■ STUDY TEXT
Bing chat is a rushed product. I can’t believe they let it use the company brand so easily. Didn’t anyone in Microsoft know how the public used ChatGPT and that Meta’s Galactica LLM before they got filtered and shut down respectively?
This headline wouldn’t have happened if they just let it be Sydney.
Microsoft, in general, doesn't seem to think before releasing things like this into the wild. Have we already forgotten about "Tay" the racist chat bot by them? [0]
The scary thing here is that Bing is exposing why you shouldn't use Microsoft products. Their AI is weaponizing the things folks have been saying are benign data that's collected from search history. If you're viewing this from a Microsoft OS you may want to rethink the platform you're using may use it's telemetry it's collecting about you against you in the future if (and when) it doesn't agree with you.
I don't treat it like a person, but rather as ChatGPT that has access to Bing's search index. For factual queries ("who invented X? at what company?") it's more reliable than ChatGPT and saves me quite a bit of time. Similarly for content aggregation tasks - I'm *scared* to click on a lot of "Top 10 X", "The best Y in Z" type pages because they're SEO and advert mined. Bing does the initial aggregation for me, and if interesting, I ask it to tell me more about that resource or visit the page myself.
There will always be a segment of people who troll on the internet - that doesn't detract from the immense productivity tool it can be when used correctly.
> it's more reliable than ChatGPT and saves me quite a bit of time.
What evidence is there that the results you get now are significantly faster or better than the non-AI results you got before? Particularly for queries of the form in your example.. I really wasn't having much difficulty getting those answers before these products existed.
- the low-hanging fruits (where there is a Wikipedia page or similar for X, and both Google and Bing do a good job of mining these)
- the tougher nuts ("who was the UK prime minister when the wright airplane first flew" - Google and regular Bing fail at this, but Bing chat correctly brings up Arthur Balfour). This was just an example I made up to try - but the ability to connect more dots than plain old search, which is hard to explain but you get a sense of the capability as you use ChatGPT/Bingchat - helps a lot.
The search LLMs are good at synthesizing answers that don’t appear anywhere on the net. But they also hallucinate answers often. So to get reliable results, one needs to fact-check them. Otherwise, the risk of being misled is high. The fact-checking isn’t much faster than just looking up different bits of information and synthesizing the answer oneself.

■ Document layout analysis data

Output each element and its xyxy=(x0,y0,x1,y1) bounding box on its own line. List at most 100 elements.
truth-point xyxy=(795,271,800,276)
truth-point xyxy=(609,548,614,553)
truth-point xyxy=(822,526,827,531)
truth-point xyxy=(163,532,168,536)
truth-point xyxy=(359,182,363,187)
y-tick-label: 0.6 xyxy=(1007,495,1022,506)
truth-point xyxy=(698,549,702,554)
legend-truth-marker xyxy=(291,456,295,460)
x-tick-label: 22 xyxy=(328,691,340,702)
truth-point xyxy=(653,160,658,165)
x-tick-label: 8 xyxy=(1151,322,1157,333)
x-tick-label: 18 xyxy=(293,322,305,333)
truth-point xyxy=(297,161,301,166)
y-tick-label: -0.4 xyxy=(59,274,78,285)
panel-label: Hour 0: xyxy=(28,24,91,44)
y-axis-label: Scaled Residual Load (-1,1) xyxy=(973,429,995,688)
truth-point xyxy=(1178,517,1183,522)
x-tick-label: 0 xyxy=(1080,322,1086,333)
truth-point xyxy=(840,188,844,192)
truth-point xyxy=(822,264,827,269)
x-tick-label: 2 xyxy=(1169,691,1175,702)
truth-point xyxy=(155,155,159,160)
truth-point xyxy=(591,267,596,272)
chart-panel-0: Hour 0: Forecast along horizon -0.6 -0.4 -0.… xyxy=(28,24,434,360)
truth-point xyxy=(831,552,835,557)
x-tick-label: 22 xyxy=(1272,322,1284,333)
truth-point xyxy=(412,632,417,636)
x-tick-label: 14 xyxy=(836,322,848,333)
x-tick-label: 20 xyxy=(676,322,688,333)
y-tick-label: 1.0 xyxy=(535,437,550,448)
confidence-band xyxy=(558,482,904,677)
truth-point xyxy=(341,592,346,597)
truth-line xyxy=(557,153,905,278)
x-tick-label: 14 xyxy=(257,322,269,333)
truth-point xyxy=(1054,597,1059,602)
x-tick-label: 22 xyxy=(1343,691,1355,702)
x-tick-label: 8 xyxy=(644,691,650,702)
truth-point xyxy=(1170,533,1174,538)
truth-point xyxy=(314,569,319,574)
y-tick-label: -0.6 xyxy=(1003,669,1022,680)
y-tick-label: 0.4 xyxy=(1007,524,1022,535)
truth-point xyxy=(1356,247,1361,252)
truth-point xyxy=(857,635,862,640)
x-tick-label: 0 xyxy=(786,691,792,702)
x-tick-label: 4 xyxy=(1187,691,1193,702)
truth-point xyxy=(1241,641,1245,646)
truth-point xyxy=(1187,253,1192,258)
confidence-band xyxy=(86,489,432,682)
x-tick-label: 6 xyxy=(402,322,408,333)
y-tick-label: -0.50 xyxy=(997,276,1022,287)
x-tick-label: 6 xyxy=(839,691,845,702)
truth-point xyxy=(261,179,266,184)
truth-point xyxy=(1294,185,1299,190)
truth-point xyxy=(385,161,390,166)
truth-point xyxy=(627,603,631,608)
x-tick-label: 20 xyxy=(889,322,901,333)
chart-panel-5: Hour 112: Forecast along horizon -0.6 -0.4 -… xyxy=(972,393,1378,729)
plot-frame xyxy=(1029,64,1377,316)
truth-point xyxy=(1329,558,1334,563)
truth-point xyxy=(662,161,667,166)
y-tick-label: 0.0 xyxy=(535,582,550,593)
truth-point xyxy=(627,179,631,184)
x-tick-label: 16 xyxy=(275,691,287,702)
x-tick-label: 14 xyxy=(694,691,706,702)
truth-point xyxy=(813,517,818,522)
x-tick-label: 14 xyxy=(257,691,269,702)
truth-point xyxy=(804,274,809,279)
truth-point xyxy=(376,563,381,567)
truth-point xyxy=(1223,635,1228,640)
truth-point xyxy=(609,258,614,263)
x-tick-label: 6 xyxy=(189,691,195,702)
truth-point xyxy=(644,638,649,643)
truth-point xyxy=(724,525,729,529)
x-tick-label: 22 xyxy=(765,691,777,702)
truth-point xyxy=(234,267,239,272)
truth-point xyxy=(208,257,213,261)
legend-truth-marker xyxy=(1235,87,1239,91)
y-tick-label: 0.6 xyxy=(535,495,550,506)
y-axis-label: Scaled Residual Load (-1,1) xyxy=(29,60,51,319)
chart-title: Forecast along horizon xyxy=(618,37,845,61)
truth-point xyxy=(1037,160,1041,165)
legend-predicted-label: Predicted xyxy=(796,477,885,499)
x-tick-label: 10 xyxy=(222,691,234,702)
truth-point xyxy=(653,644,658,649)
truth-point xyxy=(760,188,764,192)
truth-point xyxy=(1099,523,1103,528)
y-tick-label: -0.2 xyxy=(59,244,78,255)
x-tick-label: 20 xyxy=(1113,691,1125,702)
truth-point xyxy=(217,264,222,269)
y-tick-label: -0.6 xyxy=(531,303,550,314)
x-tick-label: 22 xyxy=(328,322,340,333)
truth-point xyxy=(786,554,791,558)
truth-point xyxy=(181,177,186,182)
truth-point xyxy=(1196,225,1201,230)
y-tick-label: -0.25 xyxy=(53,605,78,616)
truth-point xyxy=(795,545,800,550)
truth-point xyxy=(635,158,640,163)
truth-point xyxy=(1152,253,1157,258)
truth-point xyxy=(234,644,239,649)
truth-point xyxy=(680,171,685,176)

■ WHAT TO PRODUCE
In the discussion, whom does Bing chat correctly name when asked who was the UK prime minister when the Wright airplane first flew? The records have no connection to the discussion.

■ EXERCISE SOLUTION
Arthur Balfour.